| WHAT IS EXPECTED |
For the material that follows, list every line containing the word "title".

| DATA SHOWN |
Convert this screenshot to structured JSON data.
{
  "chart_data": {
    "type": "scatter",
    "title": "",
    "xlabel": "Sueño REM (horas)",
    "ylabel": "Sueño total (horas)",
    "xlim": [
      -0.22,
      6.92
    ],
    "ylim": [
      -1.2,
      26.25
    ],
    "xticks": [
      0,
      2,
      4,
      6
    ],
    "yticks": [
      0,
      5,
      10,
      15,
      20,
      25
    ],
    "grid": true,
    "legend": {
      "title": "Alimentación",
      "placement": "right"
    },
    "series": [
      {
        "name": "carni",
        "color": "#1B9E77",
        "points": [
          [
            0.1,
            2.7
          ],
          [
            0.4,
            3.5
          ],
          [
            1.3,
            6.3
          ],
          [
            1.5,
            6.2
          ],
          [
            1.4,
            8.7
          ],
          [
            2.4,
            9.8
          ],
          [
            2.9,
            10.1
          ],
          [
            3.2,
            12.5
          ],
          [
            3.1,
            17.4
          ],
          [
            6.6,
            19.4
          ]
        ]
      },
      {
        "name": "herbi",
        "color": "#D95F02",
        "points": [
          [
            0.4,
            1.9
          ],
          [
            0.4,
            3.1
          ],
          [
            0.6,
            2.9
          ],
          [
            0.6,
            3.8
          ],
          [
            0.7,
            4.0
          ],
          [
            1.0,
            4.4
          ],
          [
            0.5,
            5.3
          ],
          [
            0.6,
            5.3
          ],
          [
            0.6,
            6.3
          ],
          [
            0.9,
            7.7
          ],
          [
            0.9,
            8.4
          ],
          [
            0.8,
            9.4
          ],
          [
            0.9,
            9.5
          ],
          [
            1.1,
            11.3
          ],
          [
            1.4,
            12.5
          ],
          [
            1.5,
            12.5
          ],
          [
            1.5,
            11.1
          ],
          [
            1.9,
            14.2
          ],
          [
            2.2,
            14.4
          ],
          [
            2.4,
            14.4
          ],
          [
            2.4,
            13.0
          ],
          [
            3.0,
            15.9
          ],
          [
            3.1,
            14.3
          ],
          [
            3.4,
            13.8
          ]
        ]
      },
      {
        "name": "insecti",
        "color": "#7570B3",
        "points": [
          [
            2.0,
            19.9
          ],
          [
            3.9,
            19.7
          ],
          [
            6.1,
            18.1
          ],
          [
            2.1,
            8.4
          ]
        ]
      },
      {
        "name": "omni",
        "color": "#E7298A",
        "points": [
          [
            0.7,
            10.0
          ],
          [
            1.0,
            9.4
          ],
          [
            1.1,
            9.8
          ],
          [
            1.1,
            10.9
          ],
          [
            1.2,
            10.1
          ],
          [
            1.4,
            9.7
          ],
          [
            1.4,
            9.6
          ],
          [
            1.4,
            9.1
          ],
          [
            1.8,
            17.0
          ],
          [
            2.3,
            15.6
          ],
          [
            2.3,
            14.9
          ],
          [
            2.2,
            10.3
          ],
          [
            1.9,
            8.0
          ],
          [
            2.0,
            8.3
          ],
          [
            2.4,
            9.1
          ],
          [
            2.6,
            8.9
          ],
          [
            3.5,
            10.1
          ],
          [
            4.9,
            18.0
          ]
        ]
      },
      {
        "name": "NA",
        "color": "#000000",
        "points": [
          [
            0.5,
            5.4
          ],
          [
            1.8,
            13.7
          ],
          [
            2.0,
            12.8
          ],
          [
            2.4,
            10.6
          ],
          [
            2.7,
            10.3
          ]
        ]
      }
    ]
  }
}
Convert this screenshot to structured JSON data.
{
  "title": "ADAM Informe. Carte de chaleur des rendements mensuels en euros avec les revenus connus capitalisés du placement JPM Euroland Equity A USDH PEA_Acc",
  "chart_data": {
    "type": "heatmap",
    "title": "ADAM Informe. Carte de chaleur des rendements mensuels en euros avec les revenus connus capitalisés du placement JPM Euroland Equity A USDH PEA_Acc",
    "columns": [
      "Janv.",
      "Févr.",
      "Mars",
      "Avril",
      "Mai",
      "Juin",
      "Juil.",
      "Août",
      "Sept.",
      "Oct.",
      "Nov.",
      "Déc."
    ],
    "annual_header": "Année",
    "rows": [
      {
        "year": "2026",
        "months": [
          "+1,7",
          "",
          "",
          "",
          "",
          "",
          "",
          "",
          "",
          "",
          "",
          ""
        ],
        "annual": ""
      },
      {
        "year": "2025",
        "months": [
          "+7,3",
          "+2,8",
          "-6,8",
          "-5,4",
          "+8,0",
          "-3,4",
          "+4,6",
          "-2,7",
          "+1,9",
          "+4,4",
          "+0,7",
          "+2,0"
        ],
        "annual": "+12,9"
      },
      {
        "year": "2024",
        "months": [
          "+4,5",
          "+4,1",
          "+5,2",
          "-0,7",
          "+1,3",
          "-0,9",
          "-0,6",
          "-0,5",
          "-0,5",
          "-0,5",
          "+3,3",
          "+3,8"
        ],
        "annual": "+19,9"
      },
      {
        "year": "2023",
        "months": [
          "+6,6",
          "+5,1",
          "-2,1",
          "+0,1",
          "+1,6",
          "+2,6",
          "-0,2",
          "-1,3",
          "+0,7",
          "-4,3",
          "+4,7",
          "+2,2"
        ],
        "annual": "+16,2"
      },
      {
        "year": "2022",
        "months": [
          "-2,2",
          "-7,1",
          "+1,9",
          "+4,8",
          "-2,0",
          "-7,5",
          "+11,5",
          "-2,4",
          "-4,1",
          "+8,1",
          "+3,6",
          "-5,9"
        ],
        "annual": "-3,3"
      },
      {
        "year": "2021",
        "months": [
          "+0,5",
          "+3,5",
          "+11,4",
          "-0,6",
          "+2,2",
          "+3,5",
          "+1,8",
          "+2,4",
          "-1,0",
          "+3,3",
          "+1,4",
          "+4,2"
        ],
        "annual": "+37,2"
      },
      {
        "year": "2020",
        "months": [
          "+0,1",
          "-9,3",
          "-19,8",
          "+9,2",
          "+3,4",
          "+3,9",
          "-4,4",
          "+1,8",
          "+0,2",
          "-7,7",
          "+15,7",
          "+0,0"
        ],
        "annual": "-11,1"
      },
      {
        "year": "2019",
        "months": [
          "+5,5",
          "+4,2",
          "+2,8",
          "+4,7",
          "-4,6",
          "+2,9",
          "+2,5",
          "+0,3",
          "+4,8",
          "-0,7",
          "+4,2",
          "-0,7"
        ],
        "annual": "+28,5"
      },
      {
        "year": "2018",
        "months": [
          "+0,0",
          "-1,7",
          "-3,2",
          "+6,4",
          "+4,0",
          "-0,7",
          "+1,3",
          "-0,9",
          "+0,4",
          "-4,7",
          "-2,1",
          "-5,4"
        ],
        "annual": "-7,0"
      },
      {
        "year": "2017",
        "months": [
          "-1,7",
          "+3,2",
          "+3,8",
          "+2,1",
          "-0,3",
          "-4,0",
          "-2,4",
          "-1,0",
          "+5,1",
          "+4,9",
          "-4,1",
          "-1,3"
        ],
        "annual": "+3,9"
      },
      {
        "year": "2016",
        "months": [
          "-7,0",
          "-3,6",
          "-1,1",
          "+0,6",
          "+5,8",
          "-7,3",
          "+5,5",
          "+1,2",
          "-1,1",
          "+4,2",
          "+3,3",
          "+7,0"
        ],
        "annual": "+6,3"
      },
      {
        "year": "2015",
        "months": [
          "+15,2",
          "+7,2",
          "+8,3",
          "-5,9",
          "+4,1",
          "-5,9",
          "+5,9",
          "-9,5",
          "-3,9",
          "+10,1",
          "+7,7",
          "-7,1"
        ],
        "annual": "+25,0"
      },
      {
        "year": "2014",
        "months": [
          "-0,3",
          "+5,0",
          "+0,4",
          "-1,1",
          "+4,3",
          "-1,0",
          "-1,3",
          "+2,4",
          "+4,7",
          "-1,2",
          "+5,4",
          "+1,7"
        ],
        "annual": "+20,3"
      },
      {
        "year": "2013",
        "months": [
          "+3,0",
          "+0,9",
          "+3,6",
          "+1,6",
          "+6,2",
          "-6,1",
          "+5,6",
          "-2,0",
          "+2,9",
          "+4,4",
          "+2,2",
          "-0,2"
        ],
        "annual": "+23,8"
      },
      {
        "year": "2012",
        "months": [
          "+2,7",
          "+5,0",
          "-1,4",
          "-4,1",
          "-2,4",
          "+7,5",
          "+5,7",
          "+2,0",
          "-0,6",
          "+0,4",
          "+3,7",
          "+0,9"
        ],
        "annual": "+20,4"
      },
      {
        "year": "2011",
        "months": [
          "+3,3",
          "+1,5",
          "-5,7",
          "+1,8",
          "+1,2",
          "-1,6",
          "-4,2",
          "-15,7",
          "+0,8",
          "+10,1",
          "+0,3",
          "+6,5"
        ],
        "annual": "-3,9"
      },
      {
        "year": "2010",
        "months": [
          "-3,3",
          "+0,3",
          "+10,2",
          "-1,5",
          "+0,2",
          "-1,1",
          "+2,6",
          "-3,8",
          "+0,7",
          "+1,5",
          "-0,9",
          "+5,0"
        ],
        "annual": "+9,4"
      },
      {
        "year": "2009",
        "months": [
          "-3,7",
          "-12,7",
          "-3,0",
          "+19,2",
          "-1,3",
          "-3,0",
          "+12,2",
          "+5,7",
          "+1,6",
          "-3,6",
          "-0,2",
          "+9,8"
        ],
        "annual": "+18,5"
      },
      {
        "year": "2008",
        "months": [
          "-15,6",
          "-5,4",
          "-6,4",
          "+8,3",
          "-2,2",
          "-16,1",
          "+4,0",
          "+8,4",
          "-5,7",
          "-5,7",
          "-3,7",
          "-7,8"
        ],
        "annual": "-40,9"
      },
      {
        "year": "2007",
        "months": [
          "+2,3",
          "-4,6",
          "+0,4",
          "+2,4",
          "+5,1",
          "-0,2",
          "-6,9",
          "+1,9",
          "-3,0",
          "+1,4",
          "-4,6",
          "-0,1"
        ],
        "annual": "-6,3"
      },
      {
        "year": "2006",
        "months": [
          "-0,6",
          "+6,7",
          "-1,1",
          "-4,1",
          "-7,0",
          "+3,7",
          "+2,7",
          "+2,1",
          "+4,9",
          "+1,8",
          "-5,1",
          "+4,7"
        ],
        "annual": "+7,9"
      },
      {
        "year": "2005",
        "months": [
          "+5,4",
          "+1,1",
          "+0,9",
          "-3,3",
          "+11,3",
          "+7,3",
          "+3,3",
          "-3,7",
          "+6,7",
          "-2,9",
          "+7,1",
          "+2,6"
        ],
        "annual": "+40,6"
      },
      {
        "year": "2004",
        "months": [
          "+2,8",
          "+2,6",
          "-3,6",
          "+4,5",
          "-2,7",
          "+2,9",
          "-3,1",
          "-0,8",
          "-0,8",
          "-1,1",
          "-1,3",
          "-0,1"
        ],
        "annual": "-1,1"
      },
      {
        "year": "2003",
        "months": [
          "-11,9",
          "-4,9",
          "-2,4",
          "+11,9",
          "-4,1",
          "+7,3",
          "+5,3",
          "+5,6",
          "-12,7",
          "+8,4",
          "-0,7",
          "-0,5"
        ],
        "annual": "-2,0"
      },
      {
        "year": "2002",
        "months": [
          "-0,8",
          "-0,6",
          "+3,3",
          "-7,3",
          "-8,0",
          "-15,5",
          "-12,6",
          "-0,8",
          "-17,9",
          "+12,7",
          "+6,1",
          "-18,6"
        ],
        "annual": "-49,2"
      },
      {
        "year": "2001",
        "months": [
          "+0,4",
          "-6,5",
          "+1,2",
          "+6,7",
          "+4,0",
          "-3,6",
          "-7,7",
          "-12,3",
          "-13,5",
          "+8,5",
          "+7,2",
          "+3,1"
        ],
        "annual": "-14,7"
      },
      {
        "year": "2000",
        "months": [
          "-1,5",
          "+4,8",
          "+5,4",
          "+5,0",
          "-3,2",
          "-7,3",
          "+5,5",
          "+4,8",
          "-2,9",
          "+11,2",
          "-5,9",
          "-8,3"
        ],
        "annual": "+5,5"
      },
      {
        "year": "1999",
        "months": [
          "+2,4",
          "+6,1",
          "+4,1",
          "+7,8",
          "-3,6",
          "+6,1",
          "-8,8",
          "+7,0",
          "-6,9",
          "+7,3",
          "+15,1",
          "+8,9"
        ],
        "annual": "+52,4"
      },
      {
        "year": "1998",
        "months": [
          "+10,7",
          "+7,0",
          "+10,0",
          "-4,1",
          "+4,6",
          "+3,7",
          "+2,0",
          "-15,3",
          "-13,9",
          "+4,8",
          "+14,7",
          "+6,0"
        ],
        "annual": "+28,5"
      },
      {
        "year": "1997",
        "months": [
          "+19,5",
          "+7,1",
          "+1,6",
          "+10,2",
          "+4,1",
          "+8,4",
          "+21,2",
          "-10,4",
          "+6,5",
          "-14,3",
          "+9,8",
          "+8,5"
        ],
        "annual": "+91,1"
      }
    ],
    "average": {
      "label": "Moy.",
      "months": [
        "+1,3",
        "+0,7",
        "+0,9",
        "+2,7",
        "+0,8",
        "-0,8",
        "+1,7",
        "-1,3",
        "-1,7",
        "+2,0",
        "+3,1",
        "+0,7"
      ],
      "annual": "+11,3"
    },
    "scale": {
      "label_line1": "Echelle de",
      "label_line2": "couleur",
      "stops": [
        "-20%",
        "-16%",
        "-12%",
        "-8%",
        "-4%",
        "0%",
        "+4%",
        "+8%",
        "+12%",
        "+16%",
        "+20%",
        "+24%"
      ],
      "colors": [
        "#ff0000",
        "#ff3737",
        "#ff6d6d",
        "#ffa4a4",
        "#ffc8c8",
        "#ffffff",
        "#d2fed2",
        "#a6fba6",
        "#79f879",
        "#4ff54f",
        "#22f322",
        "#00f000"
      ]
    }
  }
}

| EXERCISE ANSWER |
    "title": "",
      "title": "Alimentación",
  "title": "ADAM Informe. Carte de chaleur des rendements mensuels en euros avec les revenus connus capitalisés du placement JPM Euroland Equity A USDH PEA_Acc",
    "title": "ADAM Informe. Carte de chaleur des rendements mensuels en euros avec les revenus connus capitalisés du placement JPM Euroland Equity A USDH PEA_Acc",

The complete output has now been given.